> _TASK STATEMENT_: Your task is to reproduce the material exactly.

● ● ● ● ●

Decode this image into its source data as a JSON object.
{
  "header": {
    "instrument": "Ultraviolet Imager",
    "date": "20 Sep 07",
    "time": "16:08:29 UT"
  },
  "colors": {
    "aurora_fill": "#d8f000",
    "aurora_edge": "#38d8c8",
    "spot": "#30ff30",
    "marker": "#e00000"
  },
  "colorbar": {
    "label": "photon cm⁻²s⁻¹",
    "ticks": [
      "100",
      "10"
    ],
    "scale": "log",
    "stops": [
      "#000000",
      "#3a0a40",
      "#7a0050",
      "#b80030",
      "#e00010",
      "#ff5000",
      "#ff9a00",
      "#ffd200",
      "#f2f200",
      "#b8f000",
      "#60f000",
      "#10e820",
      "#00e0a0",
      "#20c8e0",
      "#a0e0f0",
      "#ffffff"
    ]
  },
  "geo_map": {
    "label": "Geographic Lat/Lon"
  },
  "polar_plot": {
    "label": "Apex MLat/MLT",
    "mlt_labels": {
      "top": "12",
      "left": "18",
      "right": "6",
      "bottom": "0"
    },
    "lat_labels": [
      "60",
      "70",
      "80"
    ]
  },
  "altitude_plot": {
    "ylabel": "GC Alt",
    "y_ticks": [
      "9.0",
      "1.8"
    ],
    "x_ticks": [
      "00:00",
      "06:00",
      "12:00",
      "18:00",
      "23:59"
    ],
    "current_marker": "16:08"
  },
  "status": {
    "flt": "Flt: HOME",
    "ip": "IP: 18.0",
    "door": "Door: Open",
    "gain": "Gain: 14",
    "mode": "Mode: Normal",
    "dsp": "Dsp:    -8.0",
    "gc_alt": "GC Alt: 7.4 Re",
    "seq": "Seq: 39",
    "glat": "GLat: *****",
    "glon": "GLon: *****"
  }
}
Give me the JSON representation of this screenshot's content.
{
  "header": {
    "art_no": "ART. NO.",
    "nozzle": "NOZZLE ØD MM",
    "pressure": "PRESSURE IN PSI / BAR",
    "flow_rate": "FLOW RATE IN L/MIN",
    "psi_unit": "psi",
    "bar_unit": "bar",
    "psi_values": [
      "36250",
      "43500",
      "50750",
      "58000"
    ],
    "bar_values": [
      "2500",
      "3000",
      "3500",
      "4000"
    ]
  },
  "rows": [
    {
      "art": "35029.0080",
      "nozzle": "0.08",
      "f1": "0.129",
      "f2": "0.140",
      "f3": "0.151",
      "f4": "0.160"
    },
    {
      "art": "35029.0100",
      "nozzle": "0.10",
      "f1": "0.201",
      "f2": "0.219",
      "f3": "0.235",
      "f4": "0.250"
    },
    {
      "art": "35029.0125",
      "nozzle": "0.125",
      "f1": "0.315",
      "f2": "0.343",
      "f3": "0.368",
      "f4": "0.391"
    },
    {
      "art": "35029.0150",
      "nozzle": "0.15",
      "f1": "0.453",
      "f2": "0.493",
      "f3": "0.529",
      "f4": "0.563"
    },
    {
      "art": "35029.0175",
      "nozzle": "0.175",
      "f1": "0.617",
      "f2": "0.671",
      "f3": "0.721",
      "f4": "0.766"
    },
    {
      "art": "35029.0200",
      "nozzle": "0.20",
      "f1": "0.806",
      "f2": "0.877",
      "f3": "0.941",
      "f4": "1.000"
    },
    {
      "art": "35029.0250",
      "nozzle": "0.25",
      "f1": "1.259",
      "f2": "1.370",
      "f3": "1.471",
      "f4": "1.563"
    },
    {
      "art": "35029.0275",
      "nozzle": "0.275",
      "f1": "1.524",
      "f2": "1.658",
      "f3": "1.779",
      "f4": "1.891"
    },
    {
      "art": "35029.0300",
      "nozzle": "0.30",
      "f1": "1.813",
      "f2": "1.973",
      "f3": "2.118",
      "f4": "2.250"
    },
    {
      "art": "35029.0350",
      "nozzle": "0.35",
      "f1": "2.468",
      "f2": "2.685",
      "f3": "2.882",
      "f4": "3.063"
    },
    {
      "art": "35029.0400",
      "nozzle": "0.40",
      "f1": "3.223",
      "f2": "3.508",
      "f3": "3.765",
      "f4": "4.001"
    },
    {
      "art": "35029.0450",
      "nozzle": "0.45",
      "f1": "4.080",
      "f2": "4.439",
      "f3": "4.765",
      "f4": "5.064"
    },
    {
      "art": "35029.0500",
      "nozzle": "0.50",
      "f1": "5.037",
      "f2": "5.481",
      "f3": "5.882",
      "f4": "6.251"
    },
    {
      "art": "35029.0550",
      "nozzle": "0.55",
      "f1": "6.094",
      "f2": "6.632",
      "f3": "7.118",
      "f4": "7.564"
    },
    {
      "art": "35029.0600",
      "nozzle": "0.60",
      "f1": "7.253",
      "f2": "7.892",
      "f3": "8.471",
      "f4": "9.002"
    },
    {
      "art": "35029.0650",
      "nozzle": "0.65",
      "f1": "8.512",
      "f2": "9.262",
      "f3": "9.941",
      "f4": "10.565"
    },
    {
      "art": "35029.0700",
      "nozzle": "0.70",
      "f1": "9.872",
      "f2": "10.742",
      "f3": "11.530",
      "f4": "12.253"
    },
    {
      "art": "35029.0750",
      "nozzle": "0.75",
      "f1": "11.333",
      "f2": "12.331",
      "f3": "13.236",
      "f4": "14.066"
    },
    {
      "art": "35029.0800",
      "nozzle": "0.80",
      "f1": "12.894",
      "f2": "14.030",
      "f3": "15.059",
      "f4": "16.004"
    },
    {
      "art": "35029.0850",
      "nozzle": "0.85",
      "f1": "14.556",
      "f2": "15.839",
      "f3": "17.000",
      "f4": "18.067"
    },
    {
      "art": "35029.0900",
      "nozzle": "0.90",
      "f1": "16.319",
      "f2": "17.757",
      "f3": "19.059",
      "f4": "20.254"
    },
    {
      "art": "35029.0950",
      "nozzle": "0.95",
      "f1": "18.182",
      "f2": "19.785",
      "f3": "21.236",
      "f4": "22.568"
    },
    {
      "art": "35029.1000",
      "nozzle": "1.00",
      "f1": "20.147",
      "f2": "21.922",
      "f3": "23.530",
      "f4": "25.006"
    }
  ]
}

● ● ● ● ●

> _ANSWER FOR THE TASK_:
Decode this image into its source data as a JSON object.
{
  "header": {
    "instrument": "Ultraviolet Imager",
    "date": "20 Sep 07",
    "time": "16:08:29 UT"
  },
  "colors": {
    "aurora_fill": "#d8f000",
    "aurora_edge": "#38d8c8",
    "spot": "#30ff30",
    "marker": "#e00000"
  },
  "colorbar": {
    "label": "photon cm⁻²s⁻¹",
    "ticks": [
      "100",
      "10"
    ],
    "scale": "log",
    "stops": [
      "#000000",
      "#3a0a40",
      "#7a0050",
      "#b80030",
      "#e00010",
      "#ff5000",
      "#ff9a00",
      "#ffd200",
      "#f2f200",
      "#b8f000",
      "#60f000",
      "#10e820",
      "#00e0a0",
      "#20c8e0",
      "#a0e0f0",
      "#ffffff"
    ]
  },
  "geo_map": {
    "label": "Geographic Lat/Lon"
  },
  "polar_plot": {
    "label": "Apex MLat/MLT",
    "mlt_labels": {
      "top": "12",
      "left": "18",
      "right": "6",
      "bottom": "0"
    },
    "lat_labels": [
      "60",
      "70",
      "80"
    ]
  },
  "altitude_plot": {
    "ylabel": "GC Alt",
    "y_ticks": [
      "9.0",
      "1.8"
    ],
    "x_ticks": [
      "00:00",
      "06:00",
      "12:00",
      "18:00",
      "23:59"
    ],
    "current_marker": "16:08"
  },
  "status": {
    "flt": "Flt: HOME",
    "ip": "IP: 18.0",
    "door": "Door: Open",
    "gain": "Gain: 14",
    "mode": "Mode: Normal",
    "dsp": "Dsp:    -8.0",
    "gc_alt": "GC Alt: 7.4 Re",
    "seq": "Seq: 39",
    "glat": "GLat: *****",
    "glon": "GLon: *****"
  }
}
Give me the JSON representation of this screenshot's content.
{
  "header": {
    "art_no": "ART. NO.",
    "nozzle": "NOZZLE ØD MM",
    "pressure": "PRESSURE IN PSI / BAR",
    "flow_rate": "FLOW RATE IN L/MIN",
    "psi_unit": "psi",
    "bar_unit": "bar",
    "psi_values": [
      "36250",
      "43500",
      "50750",
      "58000"
    ],
    "bar_values": [
      "2500",
      "3000",
      "3500",
      "4000"
    ]
  },
  "rows": [
    {
      "art": "35029.0080",
      "nozzle": "0.08",
      "f1": "0.129",
      "f2": "0.140",
      "f3": "0.151",
      "f4": "0.160"
    },
    {
      "art": "35029.0100",
      "nozzle": "0.10",
      "f1": "0.201",
      "f2": "0.219",
      "f3": "0.235",
      "f4": "0.250"
    },
    {
      "art": "35029.0125",
      "nozzle": "0.125",
      "f1": "0.315",
      "f2": "0.343",
      "f3": "0.368",
      "f4": "0.391"
    },
    {
      "art": "35029.0150",
      "nozzle": "0.15",
      "f1": "0.453",
      "f2": "0.493",
      "f3": "0.529",
      "f4": "0.563"
    },
    {
      "art": "35029.0175",
      "nozzle": "0.175",
      "f1": "0.617",
      "f2": "0.671",
      "f3": "0.721",
      "f4": "0.766"
    },
    {
      "art": "35029.0200",
      "nozzle": "0.20",
      "f1": "0.806",
      "f2": "0.877",
      "f3": "0.941",
      "f4": "1.000"
    },
    {
      "art": "35029.0250",
      "nozzle": "0.25",
      "f1": "1.259",
      "f2": "1.370",
      "f3": "1.471",
      "f4": "1.563"
    },
    {
      "art": "35029.0275",
      "nozzle": "0.275",
      "f1": "1.524",
      "f2": "1.658",
      "f3": "1.779",
      "f4": "1.891"
    },
    {
      "art": "35029.0300",
      "nozzle": "0.30",
      "f1": "1.813",
      "f2": "1.973",
      "f3": "2.118",
      "f4": "2.250"
    },
    {
      "art": "35029.0350",
      "nozzle": "0.35",
      "f1": "2.468",
      "f2": "2.685",
      "f3": "2.882",
      "f4": "3.063"
    },
    {
      "art": "35029.0400",
      "nozzle": "0.40",
      "f1": "3.223",
      "f2": "3.508",
      "f3": "3.765",
      "f4": "4.001"
    },
    {
      "art": "35029.0450",
      "nozzle": "0.45",
      "f1": "4.080",
      "f2": "4.439",
      "f3": "4.765",
      "f4": "5.064"
    },
    {
      "art": "35029.0500",
      "nozzle": "0.50",
      "f1": "5.037",
      "f2": "5.481",
      "f3": "5.882",
      "f4": "6.251"
    },
    {
      "art": "35029.0550",
      "nozzle": "0.55",
      "f1": "6.094",
      "f2": "6.632",
      "f3": "7.118",
      "f4": "7.564"
    },
    {
      "art": "35029.0600",
      "nozzle": "0.60",
      "f1": "7.253",
      "f2": "7.892",
      "f3": "8.471",
      "f4": "9.002"
    },
    {
      "art": "35029.0650",
      "nozzle": "0.65",
      "f1": "8.512",
      "f2": "9.262",
      "f3": "9.941",
      "f4": "10.565"
    },
    {
      "art": "35029.0700",
      "nozzle": "0.70",
      "f1": "9.872",
      "f2": "10.742",
      "f3": "11.530",
      "f4": "12.253"
    },
    {
      "art": "35029.0750",
      "nozzle": "0.75",
      "f1": "11.333",
      "f2": "12.331",
      "f3": "13.236",
      "f4": "14.066"
    },
    {
      "art": "35029.0800",
      "nozzle": "0.80",
      "f1": "12.894",
      "f2": "14.030",
      "f3": "15.059",
      "f4": "16.004"
    },
    {
      "art": "35029.0850",
      "nozzle": "0.85",
      "f1": "14.556",
      "f2": "15.839",
      "f3": "17.000",
      "f4": "18.067"
    },
    {
      "art": "35029.0900",
      "nozzle": "0.90",
      "f1": "16.319",
      "f2": "17.757",
      "f3": "19.059",
      "f4": "20.254"
    },
    {
      "art": "35029.0950",
      "nozzle": "0.95",
      "f1": "18.182",
      "f2": "19.785",
      "f3": "21.236",
      "f4": "22.568"
    },
    {
      "art": "35029.1000",
      "nozzle": "1.00",
      "f1": "20.147",
      "f2": "21.922",
      "f3": "23.530",
      "f4": "25.006"
    }
  ]
}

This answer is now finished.